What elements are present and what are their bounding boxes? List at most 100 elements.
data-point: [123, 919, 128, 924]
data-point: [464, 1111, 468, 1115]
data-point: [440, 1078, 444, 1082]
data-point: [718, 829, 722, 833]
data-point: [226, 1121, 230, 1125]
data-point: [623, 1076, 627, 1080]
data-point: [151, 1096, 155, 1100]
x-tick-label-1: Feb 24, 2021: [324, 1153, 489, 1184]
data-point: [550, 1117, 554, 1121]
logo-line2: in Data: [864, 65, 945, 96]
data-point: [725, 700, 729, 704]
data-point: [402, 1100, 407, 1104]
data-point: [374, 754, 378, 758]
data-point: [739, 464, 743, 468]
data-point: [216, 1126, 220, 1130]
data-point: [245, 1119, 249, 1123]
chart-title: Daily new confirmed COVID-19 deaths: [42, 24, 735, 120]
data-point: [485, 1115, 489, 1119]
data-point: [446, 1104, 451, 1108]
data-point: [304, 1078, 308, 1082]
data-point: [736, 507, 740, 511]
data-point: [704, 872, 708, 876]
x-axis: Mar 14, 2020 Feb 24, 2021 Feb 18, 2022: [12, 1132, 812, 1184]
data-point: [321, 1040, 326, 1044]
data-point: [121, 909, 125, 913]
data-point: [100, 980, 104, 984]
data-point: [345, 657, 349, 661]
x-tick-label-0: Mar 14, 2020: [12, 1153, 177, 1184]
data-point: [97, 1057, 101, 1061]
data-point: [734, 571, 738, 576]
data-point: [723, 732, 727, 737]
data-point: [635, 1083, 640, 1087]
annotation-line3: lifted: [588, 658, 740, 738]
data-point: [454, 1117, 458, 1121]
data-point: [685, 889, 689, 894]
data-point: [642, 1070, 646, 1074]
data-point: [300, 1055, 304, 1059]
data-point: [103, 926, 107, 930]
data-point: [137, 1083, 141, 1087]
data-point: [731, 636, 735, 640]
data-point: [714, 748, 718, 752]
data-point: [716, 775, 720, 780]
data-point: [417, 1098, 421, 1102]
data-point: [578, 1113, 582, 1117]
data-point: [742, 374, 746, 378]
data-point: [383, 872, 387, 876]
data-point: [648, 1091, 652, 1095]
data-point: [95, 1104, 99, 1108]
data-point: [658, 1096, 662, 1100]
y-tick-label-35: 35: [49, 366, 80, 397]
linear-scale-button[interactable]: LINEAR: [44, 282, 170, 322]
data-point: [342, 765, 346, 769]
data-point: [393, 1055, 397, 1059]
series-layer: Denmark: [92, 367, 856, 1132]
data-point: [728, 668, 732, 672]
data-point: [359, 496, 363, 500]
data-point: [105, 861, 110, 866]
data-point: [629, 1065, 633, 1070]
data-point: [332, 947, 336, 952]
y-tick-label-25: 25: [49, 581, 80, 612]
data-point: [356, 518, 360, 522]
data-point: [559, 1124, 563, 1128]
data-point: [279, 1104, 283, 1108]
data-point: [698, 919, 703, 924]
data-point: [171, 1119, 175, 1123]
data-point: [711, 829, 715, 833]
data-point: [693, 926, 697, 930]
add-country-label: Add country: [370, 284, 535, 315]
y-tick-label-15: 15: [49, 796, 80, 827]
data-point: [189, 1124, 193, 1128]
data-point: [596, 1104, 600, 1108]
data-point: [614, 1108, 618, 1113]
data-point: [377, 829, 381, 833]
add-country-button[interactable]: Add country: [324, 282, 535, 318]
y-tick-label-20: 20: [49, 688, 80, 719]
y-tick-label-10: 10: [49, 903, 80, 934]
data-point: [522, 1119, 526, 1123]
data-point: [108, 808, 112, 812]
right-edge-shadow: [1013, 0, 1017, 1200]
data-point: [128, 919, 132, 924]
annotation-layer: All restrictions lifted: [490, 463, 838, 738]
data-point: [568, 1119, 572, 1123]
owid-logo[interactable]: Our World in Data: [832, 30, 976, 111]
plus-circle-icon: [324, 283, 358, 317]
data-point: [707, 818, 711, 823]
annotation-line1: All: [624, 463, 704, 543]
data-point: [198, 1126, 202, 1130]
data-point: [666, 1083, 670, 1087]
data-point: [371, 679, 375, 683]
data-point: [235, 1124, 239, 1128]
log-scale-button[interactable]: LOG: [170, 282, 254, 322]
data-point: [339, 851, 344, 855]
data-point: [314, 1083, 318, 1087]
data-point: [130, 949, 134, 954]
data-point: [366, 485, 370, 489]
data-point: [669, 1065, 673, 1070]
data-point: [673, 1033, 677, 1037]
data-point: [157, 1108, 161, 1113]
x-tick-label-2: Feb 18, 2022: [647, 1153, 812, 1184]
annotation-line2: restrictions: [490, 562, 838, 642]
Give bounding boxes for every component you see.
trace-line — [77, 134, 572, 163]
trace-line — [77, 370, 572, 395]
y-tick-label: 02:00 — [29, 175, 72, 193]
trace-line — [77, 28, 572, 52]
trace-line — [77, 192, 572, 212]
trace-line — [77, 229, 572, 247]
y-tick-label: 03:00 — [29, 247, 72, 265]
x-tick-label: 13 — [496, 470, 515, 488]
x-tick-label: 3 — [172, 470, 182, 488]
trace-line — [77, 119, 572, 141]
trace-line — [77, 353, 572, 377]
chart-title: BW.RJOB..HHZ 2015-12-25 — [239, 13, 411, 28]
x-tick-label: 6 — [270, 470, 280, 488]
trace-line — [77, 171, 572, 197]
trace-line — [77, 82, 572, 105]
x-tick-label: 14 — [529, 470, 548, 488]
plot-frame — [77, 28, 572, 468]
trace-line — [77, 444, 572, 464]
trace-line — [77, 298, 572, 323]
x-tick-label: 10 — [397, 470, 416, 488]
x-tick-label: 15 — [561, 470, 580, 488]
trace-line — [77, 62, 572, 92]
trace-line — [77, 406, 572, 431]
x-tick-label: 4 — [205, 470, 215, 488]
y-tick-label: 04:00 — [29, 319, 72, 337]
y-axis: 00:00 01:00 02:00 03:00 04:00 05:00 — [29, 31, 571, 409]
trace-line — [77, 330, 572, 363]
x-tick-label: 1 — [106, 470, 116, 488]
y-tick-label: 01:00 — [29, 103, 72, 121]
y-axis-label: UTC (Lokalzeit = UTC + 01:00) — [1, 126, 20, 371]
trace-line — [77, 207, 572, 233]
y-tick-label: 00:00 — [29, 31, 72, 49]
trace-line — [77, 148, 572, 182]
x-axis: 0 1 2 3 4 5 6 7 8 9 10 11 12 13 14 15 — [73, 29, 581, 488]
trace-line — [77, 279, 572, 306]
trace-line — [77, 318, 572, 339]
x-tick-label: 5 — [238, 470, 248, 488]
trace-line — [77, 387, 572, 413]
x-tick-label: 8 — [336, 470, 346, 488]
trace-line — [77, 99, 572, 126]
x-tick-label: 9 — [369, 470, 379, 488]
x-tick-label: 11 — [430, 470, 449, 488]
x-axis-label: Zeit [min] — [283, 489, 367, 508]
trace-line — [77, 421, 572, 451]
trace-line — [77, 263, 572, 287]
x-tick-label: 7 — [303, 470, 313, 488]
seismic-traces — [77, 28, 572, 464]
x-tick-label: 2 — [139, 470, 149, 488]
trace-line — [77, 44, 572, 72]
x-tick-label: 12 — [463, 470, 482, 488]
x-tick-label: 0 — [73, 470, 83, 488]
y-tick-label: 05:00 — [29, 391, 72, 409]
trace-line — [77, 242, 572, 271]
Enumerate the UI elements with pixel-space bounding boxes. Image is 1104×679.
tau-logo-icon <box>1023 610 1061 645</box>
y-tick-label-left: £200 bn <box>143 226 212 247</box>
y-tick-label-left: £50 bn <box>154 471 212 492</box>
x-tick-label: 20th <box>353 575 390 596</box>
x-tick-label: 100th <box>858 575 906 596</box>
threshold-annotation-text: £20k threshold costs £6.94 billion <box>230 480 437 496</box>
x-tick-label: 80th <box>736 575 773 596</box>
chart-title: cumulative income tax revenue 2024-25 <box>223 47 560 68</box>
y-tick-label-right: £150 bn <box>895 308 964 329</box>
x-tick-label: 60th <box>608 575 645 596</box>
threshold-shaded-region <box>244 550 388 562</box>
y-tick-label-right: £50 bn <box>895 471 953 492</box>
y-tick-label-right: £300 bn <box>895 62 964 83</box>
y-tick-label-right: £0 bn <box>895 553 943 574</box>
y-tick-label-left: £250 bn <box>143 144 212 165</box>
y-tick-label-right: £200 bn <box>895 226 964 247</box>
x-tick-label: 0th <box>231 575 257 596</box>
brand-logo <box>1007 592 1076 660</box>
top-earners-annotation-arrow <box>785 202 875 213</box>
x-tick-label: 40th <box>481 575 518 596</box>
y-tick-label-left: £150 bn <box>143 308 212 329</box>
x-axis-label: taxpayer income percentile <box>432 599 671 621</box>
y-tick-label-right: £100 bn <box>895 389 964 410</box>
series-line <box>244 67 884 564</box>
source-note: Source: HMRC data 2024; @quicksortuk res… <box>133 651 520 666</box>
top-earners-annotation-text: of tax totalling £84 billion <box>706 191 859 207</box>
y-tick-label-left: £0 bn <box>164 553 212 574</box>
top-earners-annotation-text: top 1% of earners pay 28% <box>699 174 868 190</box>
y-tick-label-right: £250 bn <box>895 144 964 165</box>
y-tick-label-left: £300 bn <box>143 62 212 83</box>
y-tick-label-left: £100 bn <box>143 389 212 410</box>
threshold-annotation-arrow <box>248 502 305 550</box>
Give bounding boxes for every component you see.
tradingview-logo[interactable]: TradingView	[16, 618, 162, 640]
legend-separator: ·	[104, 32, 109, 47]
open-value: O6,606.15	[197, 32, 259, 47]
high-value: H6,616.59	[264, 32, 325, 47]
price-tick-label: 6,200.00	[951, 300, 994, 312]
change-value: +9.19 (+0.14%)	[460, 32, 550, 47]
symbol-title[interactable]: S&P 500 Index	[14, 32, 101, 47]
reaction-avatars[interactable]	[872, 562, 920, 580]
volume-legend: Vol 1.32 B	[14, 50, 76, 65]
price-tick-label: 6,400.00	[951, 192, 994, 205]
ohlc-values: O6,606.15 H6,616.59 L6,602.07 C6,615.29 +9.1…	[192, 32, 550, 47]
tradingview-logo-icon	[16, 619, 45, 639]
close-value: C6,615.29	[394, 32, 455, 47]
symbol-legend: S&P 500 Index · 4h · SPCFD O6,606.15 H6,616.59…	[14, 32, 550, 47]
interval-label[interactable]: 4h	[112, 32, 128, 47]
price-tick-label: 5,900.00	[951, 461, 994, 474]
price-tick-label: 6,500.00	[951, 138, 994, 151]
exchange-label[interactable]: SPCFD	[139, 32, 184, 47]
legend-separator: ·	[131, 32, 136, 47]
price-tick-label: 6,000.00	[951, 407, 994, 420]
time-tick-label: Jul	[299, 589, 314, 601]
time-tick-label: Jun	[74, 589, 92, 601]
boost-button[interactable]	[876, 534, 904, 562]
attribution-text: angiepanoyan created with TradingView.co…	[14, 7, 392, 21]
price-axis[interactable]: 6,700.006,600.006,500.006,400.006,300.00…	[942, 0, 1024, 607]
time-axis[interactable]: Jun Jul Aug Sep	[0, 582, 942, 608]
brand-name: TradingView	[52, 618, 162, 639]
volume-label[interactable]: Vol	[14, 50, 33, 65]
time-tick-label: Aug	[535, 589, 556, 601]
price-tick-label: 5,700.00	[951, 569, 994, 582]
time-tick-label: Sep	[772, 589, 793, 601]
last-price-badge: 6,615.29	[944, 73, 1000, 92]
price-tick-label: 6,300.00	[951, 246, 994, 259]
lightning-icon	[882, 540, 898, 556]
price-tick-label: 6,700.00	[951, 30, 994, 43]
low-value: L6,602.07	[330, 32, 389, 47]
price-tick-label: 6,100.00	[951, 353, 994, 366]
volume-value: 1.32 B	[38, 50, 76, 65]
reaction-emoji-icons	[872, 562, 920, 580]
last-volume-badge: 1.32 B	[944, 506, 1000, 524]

### BRIEF
Rewrite the listing from its first line through the line containing "data-point: [245, 1119, 249, 1123]", changing "logo-line2" to "logo-subtitle" and keeping everything else the same. Give only those lines.

### SOLUTION BELOW
What elements are present and what are their bounding boxes? List at most 100 elements.
data-point: [123, 919, 128, 924]
data-point: [464, 1111, 468, 1115]
data-point: [440, 1078, 444, 1082]
data-point: [718, 829, 722, 833]
data-point: [226, 1121, 230, 1125]
data-point: [623, 1076, 627, 1080]
data-point: [151, 1096, 155, 1100]
x-tick-label-1: Feb 24, 2021: [324, 1153, 489, 1184]
data-point: [550, 1117, 554, 1121]
logo-subtitle: in Data: [864, 65, 945, 96]
data-point: [725, 700, 729, 704]
data-point: [402, 1100, 407, 1104]
data-point: [374, 754, 378, 758]
data-point: [739, 464, 743, 468]
data-point: [216, 1126, 220, 1130]
data-point: [245, 1119, 249, 1123]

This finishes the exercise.